[Saved data entries]
________________________

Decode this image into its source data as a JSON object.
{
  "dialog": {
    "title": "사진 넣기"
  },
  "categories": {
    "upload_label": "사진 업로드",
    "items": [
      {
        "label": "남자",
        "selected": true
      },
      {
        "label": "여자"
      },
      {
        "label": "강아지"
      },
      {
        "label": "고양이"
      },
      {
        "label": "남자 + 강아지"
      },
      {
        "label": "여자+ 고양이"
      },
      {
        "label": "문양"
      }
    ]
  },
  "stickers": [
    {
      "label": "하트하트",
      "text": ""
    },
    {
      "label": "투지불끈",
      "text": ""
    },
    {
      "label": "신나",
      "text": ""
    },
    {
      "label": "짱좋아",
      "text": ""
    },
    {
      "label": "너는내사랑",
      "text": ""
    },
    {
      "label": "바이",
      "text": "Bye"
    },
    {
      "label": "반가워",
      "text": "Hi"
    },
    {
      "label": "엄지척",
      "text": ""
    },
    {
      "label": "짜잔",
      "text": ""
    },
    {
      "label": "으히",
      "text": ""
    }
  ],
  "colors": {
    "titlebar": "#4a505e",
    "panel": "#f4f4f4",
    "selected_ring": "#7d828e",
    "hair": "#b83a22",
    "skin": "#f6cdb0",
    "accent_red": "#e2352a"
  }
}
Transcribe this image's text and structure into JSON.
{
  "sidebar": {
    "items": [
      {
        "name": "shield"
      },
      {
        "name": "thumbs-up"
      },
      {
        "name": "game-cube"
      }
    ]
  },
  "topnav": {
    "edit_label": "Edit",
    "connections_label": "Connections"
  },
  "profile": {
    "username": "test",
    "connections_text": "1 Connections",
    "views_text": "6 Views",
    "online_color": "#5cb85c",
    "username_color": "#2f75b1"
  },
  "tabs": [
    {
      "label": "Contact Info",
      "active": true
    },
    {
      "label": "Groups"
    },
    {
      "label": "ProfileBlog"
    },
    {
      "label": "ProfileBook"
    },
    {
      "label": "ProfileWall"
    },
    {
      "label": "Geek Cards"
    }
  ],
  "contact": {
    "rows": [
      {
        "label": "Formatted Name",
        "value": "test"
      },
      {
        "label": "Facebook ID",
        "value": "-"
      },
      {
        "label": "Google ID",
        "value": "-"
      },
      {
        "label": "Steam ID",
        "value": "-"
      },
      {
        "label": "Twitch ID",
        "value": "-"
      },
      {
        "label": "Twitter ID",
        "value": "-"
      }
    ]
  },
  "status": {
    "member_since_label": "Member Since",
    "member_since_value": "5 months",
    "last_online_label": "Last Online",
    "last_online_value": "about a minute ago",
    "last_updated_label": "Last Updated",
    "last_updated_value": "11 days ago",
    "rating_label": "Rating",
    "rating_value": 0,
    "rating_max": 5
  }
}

________________________

* **Stated task**:
Output an exact copy of the lines beginning at the one that holds "Transcribe this image's" and running through the final line of the records.

* **Complete output**:
Transcribe this image's text and structure into JSON.
{
  "sidebar": {
    "items": [
      {
        "name": "shield"
      },
      {
        "name": "thumbs-up"
      },
      {
        "name": "game-cube"
      }
    ]
  },
  "topnav": {
    "edit_label": "Edit",
    "connections_label": "Connections"
  },
  "profile": {
    "username": "test",
    "connections_text": "1 Connections",
    "views_text": "6 Views",
    "online_color": "#5cb85c",
    "username_color": "#2f75b1"
  },
  "tabs": [
    {
      "label": "Contact Info",
      "active": true
    },
    {
      "label": "Groups"
    },
    {
      "label": "ProfileBlog"
    },
    {
      "label": "ProfileBook"
    },
    {
      "label": "ProfileWall"
    },
    {
      "label": "Geek Cards"
    }
  ],
  "contact": {
    "rows": [
      {
        "label": "Formatted Name",
        "value": "test"
      },
      {
        "label": "Facebook ID",
        "value": "-"
      },
      {
        "label": "Google ID",
        "value": "-"
      },
      {
        "label": "Steam ID",
        "value": "-"
      },
      {
        "label": "Twitch ID",
        "value": "-"
      },
      {
        "label": "Twitter ID",
        "value": "-"
      }
    ]
  },
  "status": {
    "member_since_label": "Member Since",
    "member_since_value": "5 months",
    "last_online_label": "Last Online",
    "last_online_value": "about a minute ago",
    "last_updated_label": "Last Updated",
    "last_updated_value": "11 days ago",
    "rating_label": "Rating",
    "rating_value": 0,
    "rating_max": 5
  }
}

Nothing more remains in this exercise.